### The problem:
Read the data and repeat all of it exactly.

### Materials provided:
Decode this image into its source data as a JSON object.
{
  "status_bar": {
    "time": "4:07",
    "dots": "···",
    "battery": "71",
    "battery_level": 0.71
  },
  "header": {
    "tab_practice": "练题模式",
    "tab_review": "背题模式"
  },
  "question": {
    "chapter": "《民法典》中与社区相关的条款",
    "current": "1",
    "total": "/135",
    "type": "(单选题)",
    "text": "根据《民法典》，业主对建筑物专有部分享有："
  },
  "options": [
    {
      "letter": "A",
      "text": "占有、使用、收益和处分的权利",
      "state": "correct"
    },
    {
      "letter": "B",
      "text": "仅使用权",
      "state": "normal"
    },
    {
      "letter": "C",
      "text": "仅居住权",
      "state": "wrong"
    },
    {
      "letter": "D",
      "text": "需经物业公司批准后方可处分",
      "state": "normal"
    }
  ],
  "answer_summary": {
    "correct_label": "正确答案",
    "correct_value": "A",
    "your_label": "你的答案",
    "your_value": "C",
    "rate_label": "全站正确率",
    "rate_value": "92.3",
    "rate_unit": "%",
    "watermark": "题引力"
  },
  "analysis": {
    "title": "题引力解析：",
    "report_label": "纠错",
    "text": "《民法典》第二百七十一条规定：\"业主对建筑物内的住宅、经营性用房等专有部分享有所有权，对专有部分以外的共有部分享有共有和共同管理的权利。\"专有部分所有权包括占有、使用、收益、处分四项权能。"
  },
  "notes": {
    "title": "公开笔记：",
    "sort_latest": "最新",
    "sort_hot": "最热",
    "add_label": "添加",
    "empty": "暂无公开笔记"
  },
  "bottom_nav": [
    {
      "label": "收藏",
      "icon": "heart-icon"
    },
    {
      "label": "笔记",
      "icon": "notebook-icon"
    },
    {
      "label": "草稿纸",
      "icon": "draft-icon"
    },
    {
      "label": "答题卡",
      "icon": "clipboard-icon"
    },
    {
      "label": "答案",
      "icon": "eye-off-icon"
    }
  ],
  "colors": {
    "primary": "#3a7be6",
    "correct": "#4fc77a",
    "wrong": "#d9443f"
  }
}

### Exercise response:
Decode this image into its source data as a JSON object.
{
  "status_bar": {
    "time": "4:07",
    "dots": "···",
    "battery": "71",
    "battery_level": 0.71
  },
  "header": {
    "tab_practice": "练题模式",
    "tab_review": "背题模式"
  },
  "question": {
    "chapter": "《民法典》中与社区相关的条款",
    "current": "1",
    "total": "/135",
    "type": "(单选题)",
    "text": "根据《民法典》，业主对建筑物专有部分享有："
  },
  "options": [
    {
      "letter": "A",
      "text": "占有、使用、收益和处分的权利",
      "state": "correct"
    },
    {
      "letter": "B",
      "text": "仅使用权",
      "state": "normal"
    },
    {
      "letter": "C",
      "text": "仅居住权",
      "state": "wrong"
    },
    {
      "letter": "D",
      "text": "需经物业公司批准后方可处分",
      "state": "normal"
    }
  ],
  "answer_summary": {
    "correct_label": "正确答案",
    "correct_value": "A",
    "your_label": "你的答案",
    "your_value": "C",
    "rate_label": "全站正确率",
    "rate_value": "92.3",
    "rate_unit": "%",
    "watermark": "题引力"
  },
  "analysis": {
    "title": "题引力解析：",
    "report_label": "纠错",
    "text": "《民法典》第二百七十一条规定：\"业主对建筑物内的住宅、经营性用房等专有部分享有所有权，对专有部分以外的共有部分享有共有和共同管理的权利。\"专有部分所有权包括占有、使用、收益、处分四项权能。"
  },
  "notes": {
    "title": "公开笔记：",
    "sort_latest": "最新",
    "sort_hot": "最热",
    "add_label": "添加",
    "empty": "暂无公开笔记"
  },
  "bottom_nav": [
    {
      "label": "收藏",
      "icon": "heart-icon"
    },
    {
      "label": "笔记",
      "icon": "notebook-icon"
    },
    {
      "label": "草稿纸",
      "icon": "draft-icon"
    },
    {
      "label": "答题卡",
      "icon": "clipboard-icon"
    },
    {
      "label": "答案",
      "icon": "eye-off-icon"
    }
  ],
  "colors": {
    "primary": "#3a7be6",
    "correct": "#4fc77a",
    "wrong": "#d9443f"
  }
}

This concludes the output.